> _RECORDED DATA_:
'''

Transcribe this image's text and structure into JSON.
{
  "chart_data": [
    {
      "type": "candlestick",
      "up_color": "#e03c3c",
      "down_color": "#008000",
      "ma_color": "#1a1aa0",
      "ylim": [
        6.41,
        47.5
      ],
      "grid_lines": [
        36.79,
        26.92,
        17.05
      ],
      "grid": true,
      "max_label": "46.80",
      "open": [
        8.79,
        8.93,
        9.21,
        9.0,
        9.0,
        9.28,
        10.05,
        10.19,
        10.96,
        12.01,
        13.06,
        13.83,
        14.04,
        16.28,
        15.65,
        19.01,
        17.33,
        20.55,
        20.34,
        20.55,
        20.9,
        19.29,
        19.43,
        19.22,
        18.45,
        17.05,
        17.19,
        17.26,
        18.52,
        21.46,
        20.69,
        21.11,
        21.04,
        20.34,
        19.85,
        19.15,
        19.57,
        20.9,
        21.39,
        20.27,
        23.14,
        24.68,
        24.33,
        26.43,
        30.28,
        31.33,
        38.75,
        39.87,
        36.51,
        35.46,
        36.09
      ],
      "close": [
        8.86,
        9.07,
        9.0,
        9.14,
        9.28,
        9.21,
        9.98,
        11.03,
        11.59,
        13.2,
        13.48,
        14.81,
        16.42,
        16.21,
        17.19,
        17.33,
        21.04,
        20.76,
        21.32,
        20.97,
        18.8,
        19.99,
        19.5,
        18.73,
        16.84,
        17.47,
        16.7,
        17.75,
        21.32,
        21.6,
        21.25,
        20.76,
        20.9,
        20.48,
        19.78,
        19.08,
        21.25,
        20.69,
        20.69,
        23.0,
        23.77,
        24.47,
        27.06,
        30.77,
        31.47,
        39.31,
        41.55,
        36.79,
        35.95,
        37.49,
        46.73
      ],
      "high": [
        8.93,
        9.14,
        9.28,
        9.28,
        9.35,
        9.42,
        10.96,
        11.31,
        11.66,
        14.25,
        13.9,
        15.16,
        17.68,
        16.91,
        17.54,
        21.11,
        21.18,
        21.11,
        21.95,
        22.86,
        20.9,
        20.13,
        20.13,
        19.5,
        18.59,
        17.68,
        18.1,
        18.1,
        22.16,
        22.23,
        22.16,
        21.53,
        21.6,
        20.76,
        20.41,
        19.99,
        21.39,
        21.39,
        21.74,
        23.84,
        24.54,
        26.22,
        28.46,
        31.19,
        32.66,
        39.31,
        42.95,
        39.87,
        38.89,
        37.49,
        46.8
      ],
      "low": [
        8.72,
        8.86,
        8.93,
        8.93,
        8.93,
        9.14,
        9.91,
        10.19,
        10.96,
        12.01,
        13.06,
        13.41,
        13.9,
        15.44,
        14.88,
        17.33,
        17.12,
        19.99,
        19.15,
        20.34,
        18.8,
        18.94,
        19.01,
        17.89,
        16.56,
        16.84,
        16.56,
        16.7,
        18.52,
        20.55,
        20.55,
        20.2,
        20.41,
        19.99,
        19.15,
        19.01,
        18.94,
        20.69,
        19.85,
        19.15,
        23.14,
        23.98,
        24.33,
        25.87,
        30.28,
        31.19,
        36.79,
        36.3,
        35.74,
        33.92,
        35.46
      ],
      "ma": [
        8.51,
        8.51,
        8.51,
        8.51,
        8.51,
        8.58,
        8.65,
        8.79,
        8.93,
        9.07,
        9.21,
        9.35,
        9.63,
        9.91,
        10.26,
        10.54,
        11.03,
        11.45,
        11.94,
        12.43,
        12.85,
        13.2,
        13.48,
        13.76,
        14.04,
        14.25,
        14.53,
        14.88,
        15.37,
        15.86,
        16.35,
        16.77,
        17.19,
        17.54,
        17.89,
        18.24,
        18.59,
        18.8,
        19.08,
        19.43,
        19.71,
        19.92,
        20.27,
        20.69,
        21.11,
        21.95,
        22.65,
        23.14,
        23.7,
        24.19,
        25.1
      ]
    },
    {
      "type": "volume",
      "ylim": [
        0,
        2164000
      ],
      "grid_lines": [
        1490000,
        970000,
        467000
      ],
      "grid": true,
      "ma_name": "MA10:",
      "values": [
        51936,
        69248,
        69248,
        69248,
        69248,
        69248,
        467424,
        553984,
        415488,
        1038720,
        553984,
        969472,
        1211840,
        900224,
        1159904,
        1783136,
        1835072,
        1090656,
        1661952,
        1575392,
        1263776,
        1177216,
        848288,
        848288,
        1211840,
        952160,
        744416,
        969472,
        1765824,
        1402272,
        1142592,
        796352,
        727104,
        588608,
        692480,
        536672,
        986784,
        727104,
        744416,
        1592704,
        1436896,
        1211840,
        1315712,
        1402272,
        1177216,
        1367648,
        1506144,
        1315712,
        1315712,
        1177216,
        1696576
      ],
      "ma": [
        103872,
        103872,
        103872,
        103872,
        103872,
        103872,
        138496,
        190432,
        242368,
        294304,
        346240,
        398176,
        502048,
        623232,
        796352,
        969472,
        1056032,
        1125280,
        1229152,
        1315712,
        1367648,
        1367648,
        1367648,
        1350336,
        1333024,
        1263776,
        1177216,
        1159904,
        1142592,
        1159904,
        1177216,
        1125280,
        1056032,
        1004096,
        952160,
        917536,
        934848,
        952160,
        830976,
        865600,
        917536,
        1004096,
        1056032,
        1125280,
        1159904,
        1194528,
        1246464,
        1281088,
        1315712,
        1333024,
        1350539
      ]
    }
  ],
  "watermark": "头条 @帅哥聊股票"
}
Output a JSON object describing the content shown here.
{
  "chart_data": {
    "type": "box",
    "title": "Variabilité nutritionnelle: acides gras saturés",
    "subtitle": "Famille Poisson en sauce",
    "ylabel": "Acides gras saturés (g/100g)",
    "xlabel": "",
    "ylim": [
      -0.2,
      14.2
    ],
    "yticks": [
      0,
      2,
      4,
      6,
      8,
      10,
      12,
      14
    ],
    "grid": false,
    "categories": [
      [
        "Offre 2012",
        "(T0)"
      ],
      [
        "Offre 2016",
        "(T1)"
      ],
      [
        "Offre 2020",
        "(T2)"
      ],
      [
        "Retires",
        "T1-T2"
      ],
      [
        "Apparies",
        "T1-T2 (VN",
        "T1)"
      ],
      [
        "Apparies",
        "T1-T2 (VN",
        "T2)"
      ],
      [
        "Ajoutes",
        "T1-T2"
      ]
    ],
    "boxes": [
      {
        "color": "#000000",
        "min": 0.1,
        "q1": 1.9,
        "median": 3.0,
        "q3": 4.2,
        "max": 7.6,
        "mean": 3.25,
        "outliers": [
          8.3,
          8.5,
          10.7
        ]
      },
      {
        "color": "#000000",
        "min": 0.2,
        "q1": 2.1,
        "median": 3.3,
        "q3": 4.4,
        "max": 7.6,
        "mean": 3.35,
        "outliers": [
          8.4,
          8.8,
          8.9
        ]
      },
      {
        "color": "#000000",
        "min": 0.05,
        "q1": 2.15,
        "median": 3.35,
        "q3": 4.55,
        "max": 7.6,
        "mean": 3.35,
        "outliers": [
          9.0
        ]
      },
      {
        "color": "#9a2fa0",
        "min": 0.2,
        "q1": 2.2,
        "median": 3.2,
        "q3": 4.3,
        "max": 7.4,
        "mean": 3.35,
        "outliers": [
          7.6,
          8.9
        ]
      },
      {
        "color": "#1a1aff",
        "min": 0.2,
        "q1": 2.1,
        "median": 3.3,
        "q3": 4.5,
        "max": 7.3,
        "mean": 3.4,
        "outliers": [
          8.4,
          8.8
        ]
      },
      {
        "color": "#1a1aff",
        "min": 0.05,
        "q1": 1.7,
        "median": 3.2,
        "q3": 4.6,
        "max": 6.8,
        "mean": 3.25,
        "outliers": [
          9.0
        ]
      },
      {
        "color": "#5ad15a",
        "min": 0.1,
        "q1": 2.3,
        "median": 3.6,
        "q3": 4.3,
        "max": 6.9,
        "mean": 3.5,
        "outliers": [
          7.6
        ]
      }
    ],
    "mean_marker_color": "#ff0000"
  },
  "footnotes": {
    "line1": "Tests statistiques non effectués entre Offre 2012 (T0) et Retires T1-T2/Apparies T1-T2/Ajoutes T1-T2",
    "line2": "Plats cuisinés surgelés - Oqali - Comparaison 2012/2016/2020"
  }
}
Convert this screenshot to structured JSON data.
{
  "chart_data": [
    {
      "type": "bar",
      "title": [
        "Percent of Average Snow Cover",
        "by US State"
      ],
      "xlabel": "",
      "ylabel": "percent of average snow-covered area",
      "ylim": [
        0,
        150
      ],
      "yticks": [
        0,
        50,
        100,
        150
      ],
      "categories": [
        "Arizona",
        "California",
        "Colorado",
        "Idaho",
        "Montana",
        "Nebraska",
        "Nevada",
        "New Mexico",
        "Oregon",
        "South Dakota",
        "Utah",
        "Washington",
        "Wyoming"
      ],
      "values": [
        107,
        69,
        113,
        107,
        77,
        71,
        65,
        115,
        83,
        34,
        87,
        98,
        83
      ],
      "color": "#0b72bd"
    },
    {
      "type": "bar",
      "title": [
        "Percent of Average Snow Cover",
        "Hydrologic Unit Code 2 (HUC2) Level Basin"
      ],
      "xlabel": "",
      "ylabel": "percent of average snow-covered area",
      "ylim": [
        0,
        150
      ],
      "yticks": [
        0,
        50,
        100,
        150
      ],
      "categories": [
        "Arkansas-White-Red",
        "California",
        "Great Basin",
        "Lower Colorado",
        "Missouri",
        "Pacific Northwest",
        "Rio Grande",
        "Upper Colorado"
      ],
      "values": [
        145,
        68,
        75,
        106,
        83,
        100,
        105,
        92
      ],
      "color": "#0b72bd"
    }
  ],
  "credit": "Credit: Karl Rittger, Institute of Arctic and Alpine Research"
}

'''

> _REQUIRED WORK_:
Wherever a line in the data above holds "saturés", copy that line.

> _RESULT_:
    "title": "Variabilité nutritionnelle: acides gras saturés",
    "ylabel": "Acides gras saturés (g/100g)",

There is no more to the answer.